EXCERPTED DATA>
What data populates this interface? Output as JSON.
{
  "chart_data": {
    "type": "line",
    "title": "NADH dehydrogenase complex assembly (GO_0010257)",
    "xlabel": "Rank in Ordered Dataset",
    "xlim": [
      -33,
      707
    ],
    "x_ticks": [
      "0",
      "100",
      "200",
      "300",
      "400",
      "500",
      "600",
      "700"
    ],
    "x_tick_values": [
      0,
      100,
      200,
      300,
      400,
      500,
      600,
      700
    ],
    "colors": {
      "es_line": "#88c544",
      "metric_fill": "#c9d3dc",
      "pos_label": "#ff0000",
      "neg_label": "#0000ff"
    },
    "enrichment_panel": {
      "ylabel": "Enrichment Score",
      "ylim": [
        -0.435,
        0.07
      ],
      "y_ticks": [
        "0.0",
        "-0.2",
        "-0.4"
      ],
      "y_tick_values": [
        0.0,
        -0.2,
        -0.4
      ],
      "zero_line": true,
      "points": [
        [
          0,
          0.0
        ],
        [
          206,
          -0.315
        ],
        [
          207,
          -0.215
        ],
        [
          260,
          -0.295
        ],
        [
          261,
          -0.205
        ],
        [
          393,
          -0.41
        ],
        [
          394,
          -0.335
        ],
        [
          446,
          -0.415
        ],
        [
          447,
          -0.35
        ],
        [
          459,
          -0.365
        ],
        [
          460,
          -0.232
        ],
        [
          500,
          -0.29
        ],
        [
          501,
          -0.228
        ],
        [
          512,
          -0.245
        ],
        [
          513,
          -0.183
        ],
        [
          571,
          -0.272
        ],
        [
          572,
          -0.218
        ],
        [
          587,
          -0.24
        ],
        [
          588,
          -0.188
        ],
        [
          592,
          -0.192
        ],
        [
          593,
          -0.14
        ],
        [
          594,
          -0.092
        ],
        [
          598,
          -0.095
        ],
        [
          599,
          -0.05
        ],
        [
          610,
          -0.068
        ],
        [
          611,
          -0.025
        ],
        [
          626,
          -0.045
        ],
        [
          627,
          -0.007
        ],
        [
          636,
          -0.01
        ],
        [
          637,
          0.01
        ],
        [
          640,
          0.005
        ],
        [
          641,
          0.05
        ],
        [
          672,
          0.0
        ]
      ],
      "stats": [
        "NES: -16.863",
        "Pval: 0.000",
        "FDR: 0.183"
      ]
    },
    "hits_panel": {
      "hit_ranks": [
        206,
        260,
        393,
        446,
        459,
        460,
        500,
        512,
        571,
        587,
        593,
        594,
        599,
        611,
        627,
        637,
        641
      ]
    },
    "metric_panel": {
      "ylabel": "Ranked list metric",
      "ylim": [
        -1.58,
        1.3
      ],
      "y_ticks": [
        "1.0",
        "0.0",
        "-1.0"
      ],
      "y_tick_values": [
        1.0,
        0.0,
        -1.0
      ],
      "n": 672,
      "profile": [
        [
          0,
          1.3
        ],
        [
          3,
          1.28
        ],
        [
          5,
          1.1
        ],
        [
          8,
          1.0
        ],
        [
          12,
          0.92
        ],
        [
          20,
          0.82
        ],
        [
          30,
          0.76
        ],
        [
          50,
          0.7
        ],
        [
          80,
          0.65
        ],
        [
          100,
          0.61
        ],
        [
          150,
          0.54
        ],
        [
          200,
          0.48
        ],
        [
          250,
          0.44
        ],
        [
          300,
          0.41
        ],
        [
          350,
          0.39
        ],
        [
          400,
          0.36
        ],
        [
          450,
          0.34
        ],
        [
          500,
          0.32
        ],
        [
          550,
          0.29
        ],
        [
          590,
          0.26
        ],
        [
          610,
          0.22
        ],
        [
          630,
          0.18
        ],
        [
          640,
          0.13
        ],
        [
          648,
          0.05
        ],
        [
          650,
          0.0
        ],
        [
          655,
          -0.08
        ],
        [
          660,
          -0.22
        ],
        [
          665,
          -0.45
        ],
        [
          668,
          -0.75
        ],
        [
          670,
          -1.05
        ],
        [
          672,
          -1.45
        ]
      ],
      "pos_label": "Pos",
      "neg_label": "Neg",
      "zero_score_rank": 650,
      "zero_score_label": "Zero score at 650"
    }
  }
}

DO THIS>
Find every line that has "ylabel" in it, then return those lines.

OUTPUT BELOW>
      "ylabel": "Enrichment Score",
      "ylabel": "Ranked list metric",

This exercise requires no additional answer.